### Task brief
Write out all the lines again, precisely as they stand, but without the images.

### Records

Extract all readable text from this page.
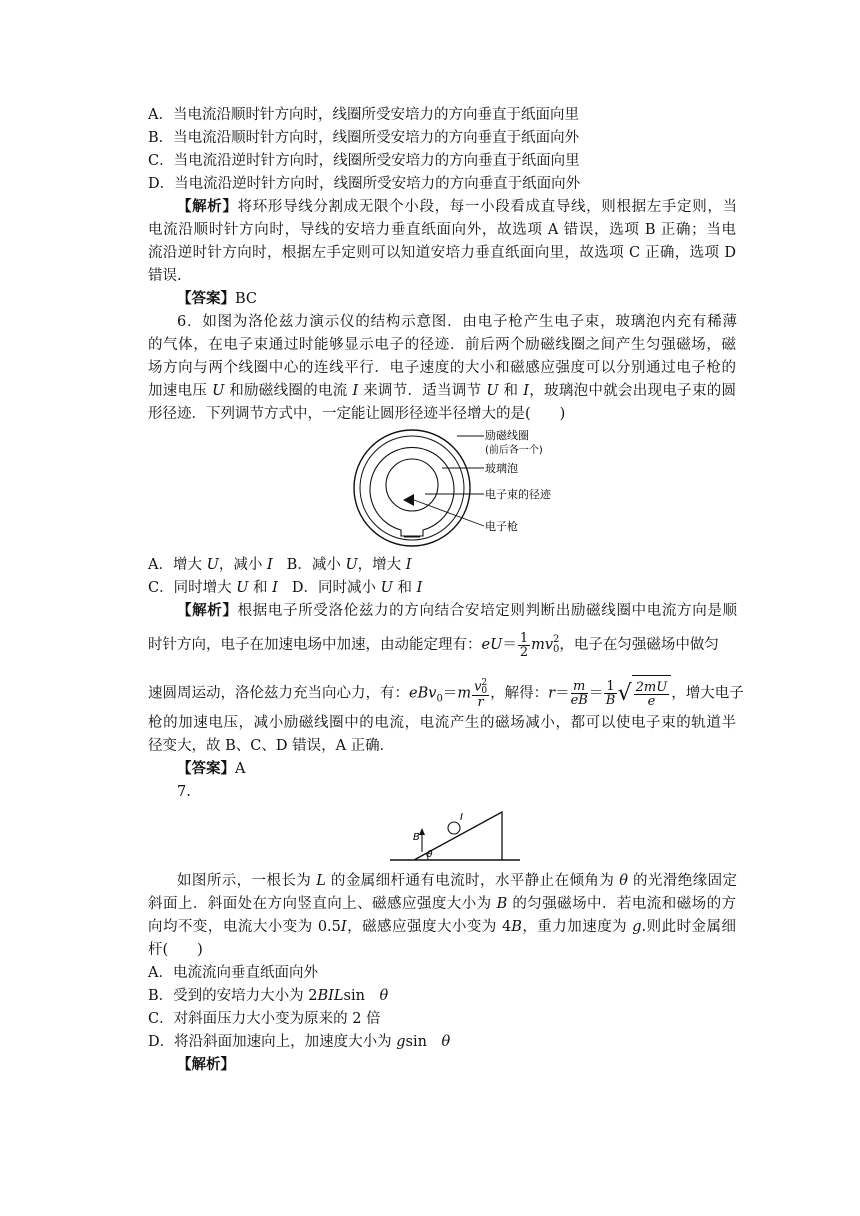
A．当电流沿顺时针方向时，线圈所受安培力的方向垂直于纸面向里
B．当电流沿顺时针方向时，线圈所受安培力的方向垂直于纸面向外
C．当电流沿逆时针方向时，线圈所受安培力的方向垂直于纸面向里
D．当电流沿逆时针方向时，线圈所受安培力的方向垂直于纸面向外
【解析】将环形导线分割成无限个小段，每一小段看成直导线，则根据左手定则，当
电流沿顺时针方向时，导线的安培力垂直纸面向外，故选项 A 错误，选项 B 正确；当电
流沿逆时针方向时，根据左手定则可以知道安培力垂直纸面向里，故选项 C 正确，选项 D
错误.
【答案】BC
6．如图为洛伦兹力演示仪的结构示意图．由电子枪产生电子束，玻璃泡内充有稀薄
的气体，在电子束通过时能够显示电子的径迹．前后两个励磁线圈之间产生匀强磁场，磁
场方向与两个线圈中心的连线平行．电子速度的大小和磁感应强度可以分别通过电子枪的
加速电压 U 和励磁线圈的电流 I 来调节．适当调节 U 和 I，玻璃泡中就会出现电子束的圆
形径迹．下列调节方式中，一定能让圆形径迹半径增大的是(　　)
励磁线圈
(前后各一个)
玻璃泡
电子束的径迹
电子枪
A．增大 U，减小 I B．减小 U，增大 I
C．同时增大 U 和 I D．同时减小 U 和 I
【解析】根据电子所受洛伦兹力的方向结合安培定则判断出励磁线圈中电流方向是顺
时针方向，电子在加速电场中加速，由动能定理有：$eU= \frac{1}{2}$ mv 2
0 ，电子在匀强磁场中做匀
速圆周运动，洛伦兹力充当向心力，有：eBv$_0$＝m v 2
0
r ，解得：$r= \frac{m}{eB} = \frac{1}{B}$ √ $\frac{2mU}{e}$ ，增大电子
枪的加速电压，减小励磁线圈中的电流，电流产生的磁场减小，都可以使电子束的轨道半
径变大，故 B、C、D 错误，A 正确．
【答案】A
7.
B
I
θ
如图所示，一根长为 L 的金属细杆通有电流时，水平静止在倾角为 θ 的光滑绝缘固定
斜面上．斜面处在方向竖直向上、磁感应强度大小为 B 的匀强磁场中．若电流和磁场的方
向均不变，电流大小变为 0.5I，磁感应强度大小变为 4B，重力加速度为 g.则此时金属细
杆(　　)
A．电流流向垂直纸面向外
B．受到的安培力大小为 2BILsin　θ
C．对斜面压力大小变为原来的 2 倍
D．将沿斜面加速向上，加速度大小为 gsin　θ
【解析】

### Answer in full
Extract all readable text from this page.
A．当电流沿顺时针方向时，线圈所受安培力的方向垂直于纸面向里
B．当电流沿顺时针方向时，线圈所受安培力的方向垂直于纸面向外
C．当电流沿逆时针方向时，线圈所受安培力的方向垂直于纸面向里
D．当电流沿逆时针方向时，线圈所受安培力的方向垂直于纸面向外
【解析】将环形导线分割成无限个小段，每一小段看成直导线，则根据左手定则，当
电流沿顺时针方向时，导线的安培力垂直纸面向外，故选项 A 错误，选项 B 正确；当电
流沿逆时针方向时，根据左手定则可以知道安培力垂直纸面向里，故选项 C 正确，选项 D
错误.
【答案】BC
6．如图为洛伦兹力演示仪的结构示意图．由电子枪产生电子束，玻璃泡内充有稀薄
的气体，在电子束通过时能够显示电子的径迹．前后两个励磁线圈之间产生匀强磁场，磁
场方向与两个线圈中心的连线平行．电子速度的大小和磁感应强度可以分别通过电子枪的
加速电压 U 和励磁线圈的电流 I 来调节．适当调节 U 和 I，玻璃泡中就会出现电子束的圆
形径迹．下列调节方式中，一定能让圆形径迹半径增大的是(　　)
励磁线圈
(前后各一个)
玻璃泡
电子束的径迹
电子枪
A．增大 U，减小 I B．减小 U，增大 I
C．同时增大 U 和 I D．同时减小 U 和 I
【解析】根据电子所受洛伦兹力的方向结合安培定则判断出励磁线圈中电流方向是顺
时针方向，电子在加速电场中加速，由动能定理有：$eU= \frac{1}{2}$ mv 2
0 ，电子在匀强磁场中做匀
速圆周运动，洛伦兹力充当向心力，有：eBv$_0$＝m v 2
0
r ，解得：$r= \frac{m}{eB} = \frac{1}{B}$ √ $\frac{2mU}{e}$ ，增大电子
枪的加速电压，减小励磁线圈中的电流，电流产生的磁场减小，都可以使电子束的轨道半
径变大，故 B、C、D 错误，A 正确．
【答案】A
7.
B
I
θ
如图所示，一根长为 L 的金属细杆通有电流时，水平静止在倾角为 θ 的光滑绝缘固定
斜面上．斜面处在方向竖直向上、磁感应强度大小为 B 的匀强磁场中．若电流和磁场的方
向均不变，电流大小变为 0.5I，磁感应强度大小变为 4B，重力加速度为 g.则此时金属细
杆(　　)
A．电流流向垂直纸面向外
B．受到的安培力大小为 2BILsin　θ
C．对斜面压力大小变为原来的 2 倍
D．将沿斜面加速向上，加速度大小为 gsin　θ
【解析】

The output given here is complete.